Using the data below, gather each line that includes the word "řízení".
--- START Material provided ---
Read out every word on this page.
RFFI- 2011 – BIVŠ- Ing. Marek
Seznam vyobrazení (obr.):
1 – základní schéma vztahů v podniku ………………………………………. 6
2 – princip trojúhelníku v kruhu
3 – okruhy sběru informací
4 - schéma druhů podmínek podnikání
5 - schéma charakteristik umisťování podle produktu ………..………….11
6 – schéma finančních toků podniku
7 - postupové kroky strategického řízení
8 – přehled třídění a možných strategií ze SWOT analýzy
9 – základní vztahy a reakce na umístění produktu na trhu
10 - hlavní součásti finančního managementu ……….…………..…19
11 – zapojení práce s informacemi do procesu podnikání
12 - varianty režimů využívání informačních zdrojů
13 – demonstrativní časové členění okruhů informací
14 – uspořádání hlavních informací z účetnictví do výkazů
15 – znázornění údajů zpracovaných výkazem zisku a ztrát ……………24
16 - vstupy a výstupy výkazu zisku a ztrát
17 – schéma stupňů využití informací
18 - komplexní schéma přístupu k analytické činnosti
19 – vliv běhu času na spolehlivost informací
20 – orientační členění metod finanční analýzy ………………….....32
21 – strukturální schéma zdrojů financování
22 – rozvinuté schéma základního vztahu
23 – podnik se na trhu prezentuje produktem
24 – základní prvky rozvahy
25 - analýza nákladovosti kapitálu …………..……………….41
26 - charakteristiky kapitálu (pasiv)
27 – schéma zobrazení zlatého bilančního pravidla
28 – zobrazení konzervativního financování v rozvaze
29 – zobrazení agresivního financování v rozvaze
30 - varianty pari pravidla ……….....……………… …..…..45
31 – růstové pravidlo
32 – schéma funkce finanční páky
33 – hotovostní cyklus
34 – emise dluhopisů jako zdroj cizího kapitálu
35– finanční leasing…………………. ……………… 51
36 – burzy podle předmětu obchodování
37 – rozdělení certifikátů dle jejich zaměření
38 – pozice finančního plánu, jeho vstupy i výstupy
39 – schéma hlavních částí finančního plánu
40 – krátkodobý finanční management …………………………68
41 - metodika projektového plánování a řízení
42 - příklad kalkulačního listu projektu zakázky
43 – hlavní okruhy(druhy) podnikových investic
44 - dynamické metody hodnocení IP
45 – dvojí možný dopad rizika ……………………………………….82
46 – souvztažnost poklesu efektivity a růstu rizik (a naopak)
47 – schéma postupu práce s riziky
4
--- END Material provided ---
■ Solution to the exercise ■
7 - postupové kroky strategického řízení
41 - metodika projektového plánování a řízení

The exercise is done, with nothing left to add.